— begin Recorded information —

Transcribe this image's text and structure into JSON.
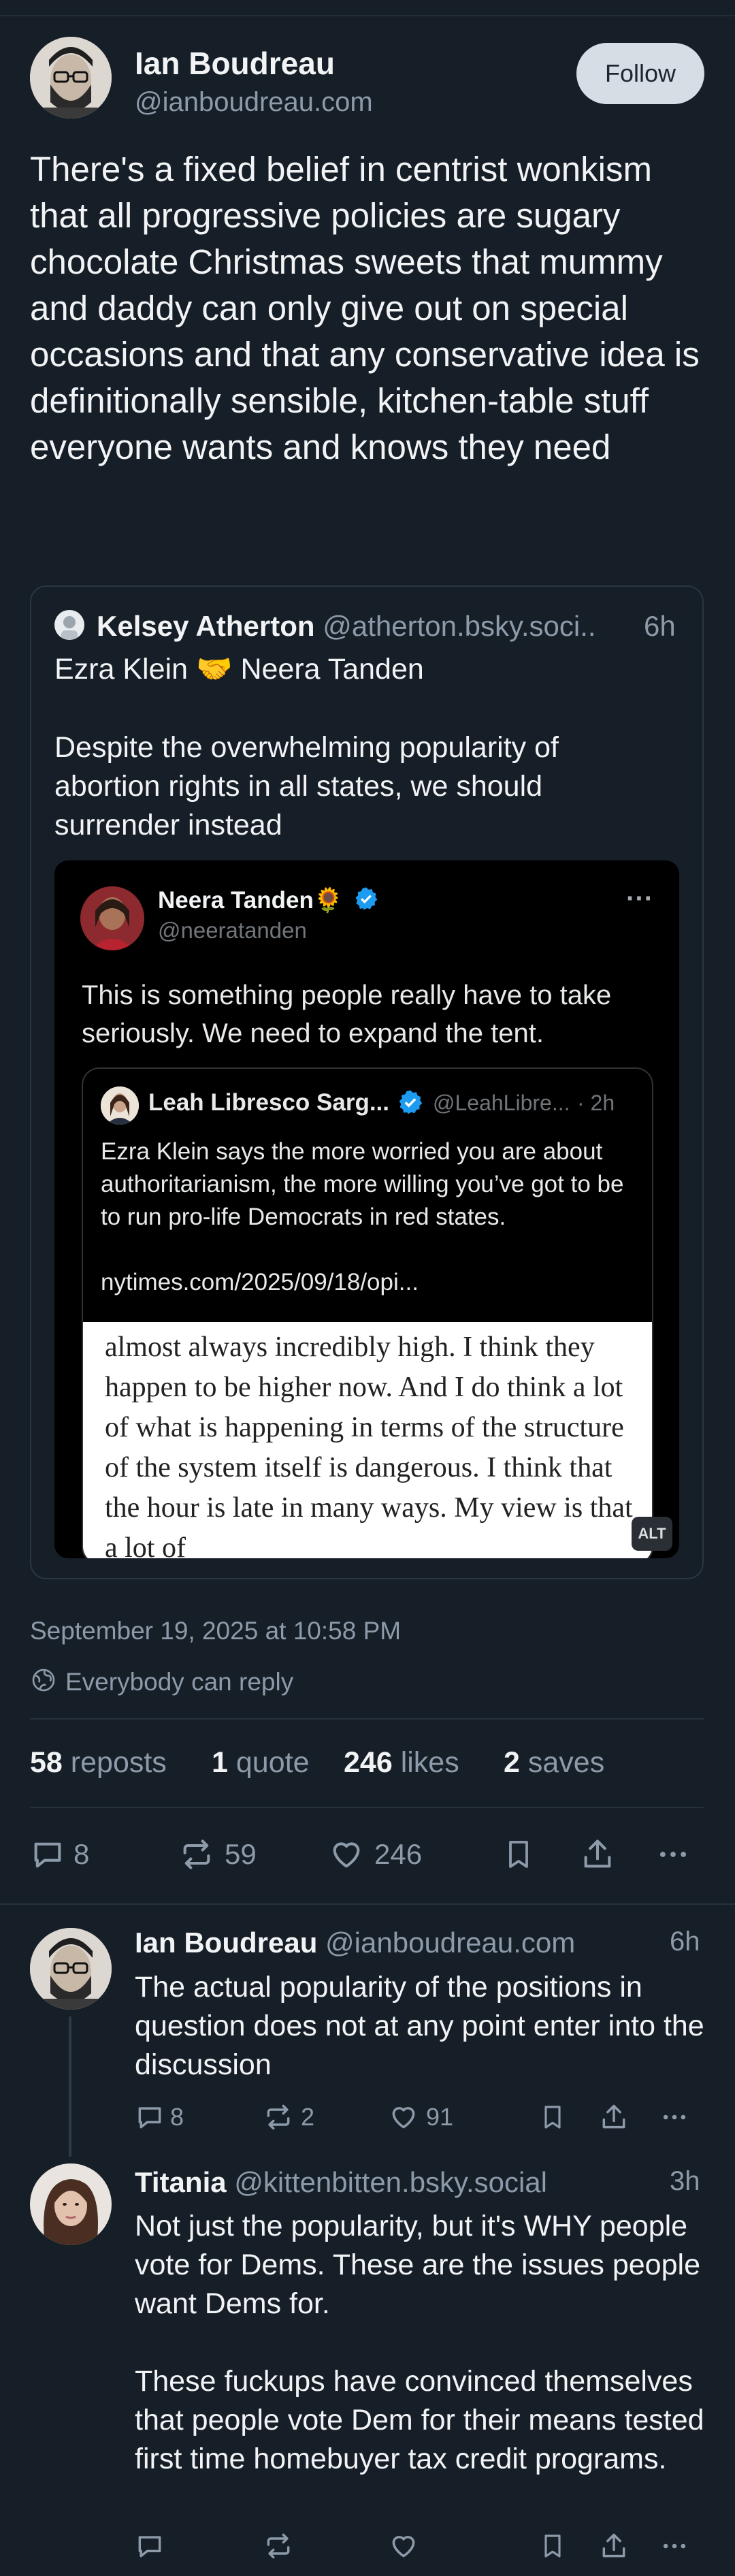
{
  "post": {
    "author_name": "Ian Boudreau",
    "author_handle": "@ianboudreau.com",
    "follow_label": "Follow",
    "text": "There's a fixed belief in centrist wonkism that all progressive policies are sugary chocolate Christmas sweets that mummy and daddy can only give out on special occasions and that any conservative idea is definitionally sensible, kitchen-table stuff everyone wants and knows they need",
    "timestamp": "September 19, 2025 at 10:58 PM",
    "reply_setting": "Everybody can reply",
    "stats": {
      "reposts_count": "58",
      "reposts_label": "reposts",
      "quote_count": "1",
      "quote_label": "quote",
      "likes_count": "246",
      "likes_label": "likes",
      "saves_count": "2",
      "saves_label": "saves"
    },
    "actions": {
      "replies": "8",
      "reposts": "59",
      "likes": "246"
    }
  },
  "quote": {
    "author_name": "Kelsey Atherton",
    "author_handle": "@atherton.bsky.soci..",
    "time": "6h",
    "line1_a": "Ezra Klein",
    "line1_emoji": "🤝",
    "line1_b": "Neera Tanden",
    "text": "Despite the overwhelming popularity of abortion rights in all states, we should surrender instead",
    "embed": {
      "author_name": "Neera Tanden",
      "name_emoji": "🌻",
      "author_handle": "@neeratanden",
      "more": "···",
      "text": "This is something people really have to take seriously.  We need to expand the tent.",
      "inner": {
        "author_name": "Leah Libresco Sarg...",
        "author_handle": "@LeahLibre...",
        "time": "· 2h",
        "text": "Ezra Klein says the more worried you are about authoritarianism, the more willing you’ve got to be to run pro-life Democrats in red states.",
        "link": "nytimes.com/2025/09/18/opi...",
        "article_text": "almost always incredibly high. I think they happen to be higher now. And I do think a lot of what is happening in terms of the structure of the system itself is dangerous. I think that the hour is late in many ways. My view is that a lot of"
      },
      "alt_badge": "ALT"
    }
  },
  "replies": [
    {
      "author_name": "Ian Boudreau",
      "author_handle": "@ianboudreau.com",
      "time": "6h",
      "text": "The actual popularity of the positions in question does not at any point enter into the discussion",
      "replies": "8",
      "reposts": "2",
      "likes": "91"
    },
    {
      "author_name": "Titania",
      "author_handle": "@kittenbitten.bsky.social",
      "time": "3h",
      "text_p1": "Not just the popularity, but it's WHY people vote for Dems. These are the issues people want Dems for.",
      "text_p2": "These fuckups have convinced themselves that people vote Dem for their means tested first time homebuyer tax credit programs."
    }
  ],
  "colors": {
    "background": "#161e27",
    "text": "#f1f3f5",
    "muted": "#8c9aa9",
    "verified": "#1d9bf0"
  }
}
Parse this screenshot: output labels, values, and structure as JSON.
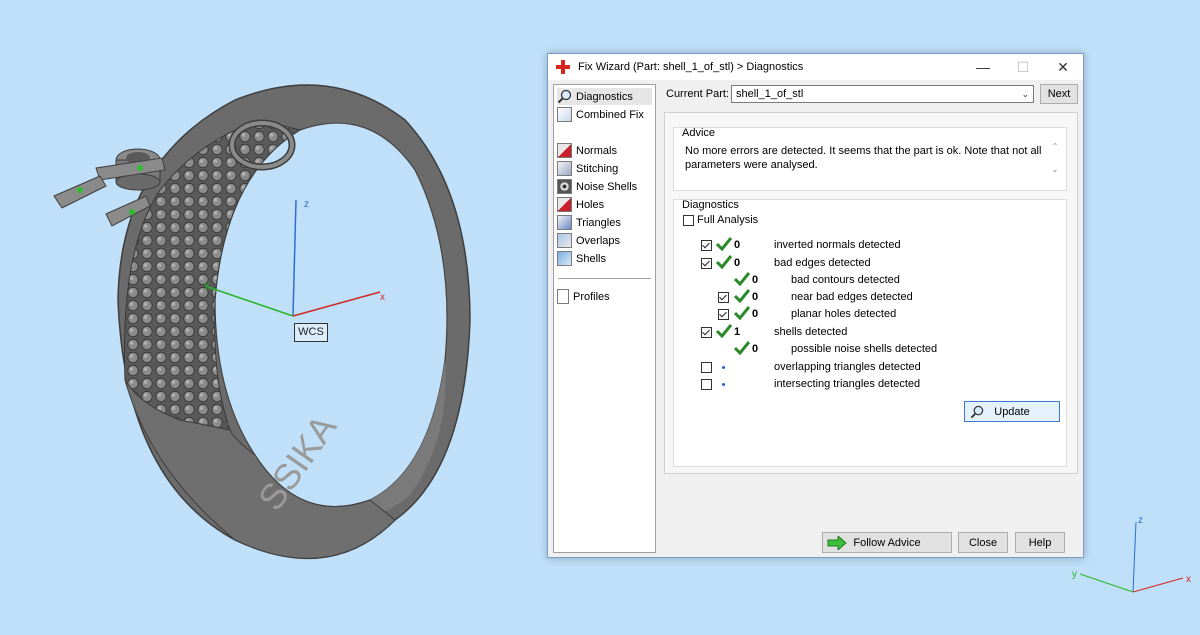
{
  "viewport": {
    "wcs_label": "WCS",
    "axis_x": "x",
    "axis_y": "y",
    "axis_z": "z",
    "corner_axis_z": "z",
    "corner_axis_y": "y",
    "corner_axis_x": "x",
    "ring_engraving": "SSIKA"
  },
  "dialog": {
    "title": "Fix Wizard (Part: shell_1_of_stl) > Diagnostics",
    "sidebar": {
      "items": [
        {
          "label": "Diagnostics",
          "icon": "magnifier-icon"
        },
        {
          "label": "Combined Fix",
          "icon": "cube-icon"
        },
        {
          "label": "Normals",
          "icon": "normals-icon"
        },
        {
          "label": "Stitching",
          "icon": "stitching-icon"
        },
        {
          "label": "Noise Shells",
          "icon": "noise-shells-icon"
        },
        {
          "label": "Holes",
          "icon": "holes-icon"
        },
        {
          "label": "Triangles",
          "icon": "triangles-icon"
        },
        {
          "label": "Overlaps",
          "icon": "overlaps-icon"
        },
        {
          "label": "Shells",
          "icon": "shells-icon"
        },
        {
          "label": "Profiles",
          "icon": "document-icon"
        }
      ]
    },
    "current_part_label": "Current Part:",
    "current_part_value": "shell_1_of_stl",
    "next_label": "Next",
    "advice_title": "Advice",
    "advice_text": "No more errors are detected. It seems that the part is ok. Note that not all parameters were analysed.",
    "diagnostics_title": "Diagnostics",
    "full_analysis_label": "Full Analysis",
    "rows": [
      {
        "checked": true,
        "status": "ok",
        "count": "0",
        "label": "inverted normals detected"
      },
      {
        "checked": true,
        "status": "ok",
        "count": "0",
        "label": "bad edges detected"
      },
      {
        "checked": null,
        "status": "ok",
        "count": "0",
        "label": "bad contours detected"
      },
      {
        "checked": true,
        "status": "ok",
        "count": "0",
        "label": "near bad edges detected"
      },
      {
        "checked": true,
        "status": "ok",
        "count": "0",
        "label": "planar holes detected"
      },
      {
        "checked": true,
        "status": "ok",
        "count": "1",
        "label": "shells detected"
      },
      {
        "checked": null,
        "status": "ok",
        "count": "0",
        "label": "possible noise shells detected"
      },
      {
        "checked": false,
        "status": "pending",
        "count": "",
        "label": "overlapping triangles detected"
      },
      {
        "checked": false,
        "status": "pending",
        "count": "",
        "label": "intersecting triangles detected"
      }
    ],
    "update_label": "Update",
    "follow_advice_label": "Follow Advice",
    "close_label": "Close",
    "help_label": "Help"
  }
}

— end Recorded information —

[Written request]: Omit the pictures and reproduce the listing exactly.

[Response to this exercise]:
Transcribe this image's text and structure into JSON.
{
  "post": {
    "author_name": "Ian Boudreau",
    "author_handle": "@ianboudreau.com",
    "follow_label": "Follow",
    "text": "There's a fixed belief in centrist wonkism that all progressive policies are sugary chocolate Christmas sweets that mummy and daddy can only give out on special occasions and that any conservative idea is definitionally sensible, kitchen-table stuff everyone wants and knows they need",
    "timestamp": "September 19, 2025 at 10:58 PM",
    "reply_setting": "Everybody can reply",
    "stats": {
      "reposts_count": "58",
      "reposts_label": "reposts",
      "quote_count": "1",
      "quote_label": "quote",
      "likes_count": "246",
      "likes_label": "likes",
      "saves_count": "2",
      "saves_label": "saves"
    },
    "actions": {
      "replies": "8",
      "reposts": "59",
      "likes": "246"
    }
  },
  "quote": {
    "author_name": "Kelsey Atherton",
    "author_handle": "@atherton.bsky.soci..",
    "time": "6h",
    "line1_a": "Ezra Klein",
    "line1_emoji": "🤝",
    "line1_b": "Neera Tanden",
    "text": "Despite the overwhelming popularity of abortion rights in all states, we should surrender instead",
    "embed": {
      "author_name": "Neera Tanden",
      "name_emoji": "🌻",
      "author_handle": "@neeratanden",
      "more": "···",
      "text": "This is something people really have to take seriously.  We need to expand the tent.",
      "inner": {
        "author_name": "Leah Libresco Sarg...",
        "author_handle": "@LeahLibre...",
        "time": "· 2h",
        "text": "Ezra Klein says the more worried you are about authoritarianism, the more willing you’ve got to be to run pro-life Democrats in red states.",
        "link": "nytimes.com/2025/09/18/opi...",
        "article_text": "almost always incredibly high. I think they happen to be higher now. And I do think a lot of what is happening in terms of the structure of the system itself is dangerous. I think that the hour is late in many ways. My view is that a lot of"
      },
      "alt_badge": "ALT"
    }
  },
  "replies": [
    {
      "author_name": "Ian Boudreau",
      "author_handle": "@ianboudreau.com",
      "time": "6h",
      "text": "The actual popularity of the positions in question does not at any point enter into the discussion",
      "replies": "8",
      "reposts": "2",
      "likes": "91"
    },
    {
      "author_name": "Titania",
      "author_handle": "@kittenbitten.bsky.social",
      "time": "3h",
      "text_p1": "Not just the popularity, but it's WHY people vote for Dems. These are the issues people want Dems for.",
      "text_p2": "These fuckups have convinced themselves that people vote Dem for their means tested first time homebuyer tax credit programs."
    }
  ],
  "colors": {
    "background": "#161e27",
    "text": "#f1f3f5",
    "muted": "#8c9aa9",
    "verified": "#1d9bf0"
  }
}
Parse this screenshot: output labels, values, and structure as JSON.
{
  "viewport": {
    "wcs_label": "WCS",
    "axis_x": "x",
    "axis_y": "y",
    "axis_z": "z",
    "corner_axis_z": "z",
    "corner_axis_y": "y",
    "corner_axis_x": "x",
    "ring_engraving": "SSIKA"
  },
  "dialog": {
    "title": "Fix Wizard (Part: shell_1_of_stl) > Diagnostics",
    "sidebar": {
      "items": [
        {
          "label": "Diagnostics",
          "icon": "magnifier-icon"
        },
        {
          "label": "Combined Fix",
          "icon": "cube-icon"
        },
        {
          "label": "Normals",
          "icon": "normals-icon"
        },
        {
          "label": "Stitching",
          "icon": "stitching-icon"
        },
        {
          "label": "Noise Shells",
          "icon": "noise-shells-icon"
        },
        {
          "label": "Holes",
          "icon": "holes-icon"
        },
        {
          "label": "Triangles",
          "icon": "triangles-icon"
        },
        {
          "label": "Overlaps",
          "icon": "overlaps-icon"
        },
        {
          "label": "Shells",
          "icon": "shells-icon"
        },
        {
          "label": "Profiles",
          "icon": "document-icon"
        }
      ]
    },
    "current_part_label": "Current Part:",
    "current_part_value": "shell_1_of_stl",
    "next_label": "Next",
    "advice_title": "Advice",
    "advice_text": "No more errors are detected. It seems that the part is ok. Note that not all parameters were analysed.",
    "diagnostics_title": "Diagnostics",
    "full_analysis_label": "Full Analysis",
    "rows": [
      {
        "checked": true,
        "status": "ok",
        "count": "0",
        "label": "inverted normals detected"
      },
      {
        "checked": true,
        "status": "ok",
        "count": "0",
        "label": "bad edges detected"
      },
      {
        "checked": null,
        "status": "ok",
        "count": "0",
        "label": "bad contours detected"
      },
      {
        "checked": true,
        "status": "ok",
        "count": "0",
        "label": "near bad edges detected"
      },
      {
        "checked": true,
        "status": "ok",
        "count": "0",
        "label": "planar holes detected"
      },
      {
        "checked": true,
        "status": "ok",
        "count": "1",
        "label": "shells detected"
      },
      {
        "checked": null,
        "status": "ok",
        "count": "0",
        "label": "possible noise shells detected"
      },
      {
        "checked": false,
        "status": "pending",
        "count": "",
        "label": "overlapping triangles detected"
      },
      {
        "checked": false,
        "status": "pending",
        "count": "",
        "label": "intersecting triangles detected"
      }
    ],
    "update_label": "Update",
    "follow_advice_label": "Follow Advice",
    "close_label": "Close",
    "help_label": "Help"
  }
}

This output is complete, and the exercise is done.